======== Exercise input ========

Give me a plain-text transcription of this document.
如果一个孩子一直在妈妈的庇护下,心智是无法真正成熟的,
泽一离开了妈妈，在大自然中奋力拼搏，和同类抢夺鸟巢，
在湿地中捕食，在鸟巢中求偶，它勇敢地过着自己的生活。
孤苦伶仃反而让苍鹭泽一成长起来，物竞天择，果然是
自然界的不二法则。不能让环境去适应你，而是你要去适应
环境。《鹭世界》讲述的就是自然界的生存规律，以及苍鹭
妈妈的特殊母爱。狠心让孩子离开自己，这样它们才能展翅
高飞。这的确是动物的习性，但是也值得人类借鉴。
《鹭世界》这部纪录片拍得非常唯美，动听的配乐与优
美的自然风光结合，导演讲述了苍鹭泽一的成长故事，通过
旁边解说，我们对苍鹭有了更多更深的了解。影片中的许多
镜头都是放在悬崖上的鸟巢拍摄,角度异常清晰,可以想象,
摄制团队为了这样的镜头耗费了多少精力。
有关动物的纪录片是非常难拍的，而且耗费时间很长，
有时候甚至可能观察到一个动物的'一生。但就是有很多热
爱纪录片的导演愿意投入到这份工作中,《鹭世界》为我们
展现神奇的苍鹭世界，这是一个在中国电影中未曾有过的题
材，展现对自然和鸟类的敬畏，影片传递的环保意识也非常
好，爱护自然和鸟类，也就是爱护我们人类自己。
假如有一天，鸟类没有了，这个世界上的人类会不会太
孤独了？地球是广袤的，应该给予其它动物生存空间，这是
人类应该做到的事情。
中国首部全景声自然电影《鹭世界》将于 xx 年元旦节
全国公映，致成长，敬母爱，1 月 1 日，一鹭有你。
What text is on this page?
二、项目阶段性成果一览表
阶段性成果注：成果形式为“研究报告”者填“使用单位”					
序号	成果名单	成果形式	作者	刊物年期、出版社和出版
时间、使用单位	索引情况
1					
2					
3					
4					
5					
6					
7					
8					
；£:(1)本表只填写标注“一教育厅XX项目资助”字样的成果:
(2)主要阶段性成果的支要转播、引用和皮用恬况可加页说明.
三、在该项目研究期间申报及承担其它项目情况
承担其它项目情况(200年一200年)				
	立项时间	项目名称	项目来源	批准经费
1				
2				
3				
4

========

Stated problem ▸ Reproduce all of the entries word for word.

Result of the task ▸
Give me a plain-text transcription of this document.
如果一个孩子一直在妈妈的庇护下,心智是无法真正成熟的,
泽一离开了妈妈，在大自然中奋力拼搏，和同类抢夺鸟巢，
在湿地中捕食，在鸟巢中求偶，它勇敢地过着自己的生活。
孤苦伶仃反而让苍鹭泽一成长起来，物竞天择，果然是
自然界的不二法则。不能让环境去适应你，而是你要去适应
环境。《鹭世界》讲述的就是自然界的生存规律，以及苍鹭
妈妈的特殊母爱。狠心让孩子离开自己，这样它们才能展翅
高飞。这的确是动物的习性，但是也值得人类借鉴。
《鹭世界》这部纪录片拍得非常唯美，动听的配乐与优
美的自然风光结合，导演讲述了苍鹭泽一的成长故事，通过
旁边解说，我们对苍鹭有了更多更深的了解。影片中的许多
镜头都是放在悬崖上的鸟巢拍摄,角度异常清晰,可以想象,
摄制团队为了这样的镜头耗费了多少精力。
有关动物的纪录片是非常难拍的，而且耗费时间很长，
有时候甚至可能观察到一个动物的'一生。但就是有很多热
爱纪录片的导演愿意投入到这份工作中,《鹭世界》为我们
展现神奇的苍鹭世界，这是一个在中国电影中未曾有过的题
材，展现对自然和鸟类的敬畏，影片传递的环保意识也非常
好，爱护自然和鸟类，也就是爱护我们人类自己。
假如有一天，鸟类没有了，这个世界上的人类会不会太
孤独了？地球是广袤的，应该给予其它动物生存空间，这是
人类应该做到的事情。
中国首部全景声自然电影《鹭世界》将于 xx 年元旦节
全国公映，致成长，敬母爱，1 月 1 日，一鹭有你。
What text is on this page?
二、项目阶段性成果一览表
阶段性成果注：成果形式为“研究报告”者填“使用单位”					
序号	成果名单	成果形式	作者	刊物年期、出版社和出版
时间、使用单位	索引情况
1					
2					
3					
4					
5					
6					
7					
8					
；£:(1)本表只填写标注“一教育厅XX项目资助”字样的成果:
(2)主要阶段性成果的支要转播、引用和皮用恬况可加页说明.
三、在该项目研究期间申报及承担其它项目情况
承担其它项目情况(200年一200年)				
	立项时间	项目名称	项目来源	批准经费
1				
2				
3				
4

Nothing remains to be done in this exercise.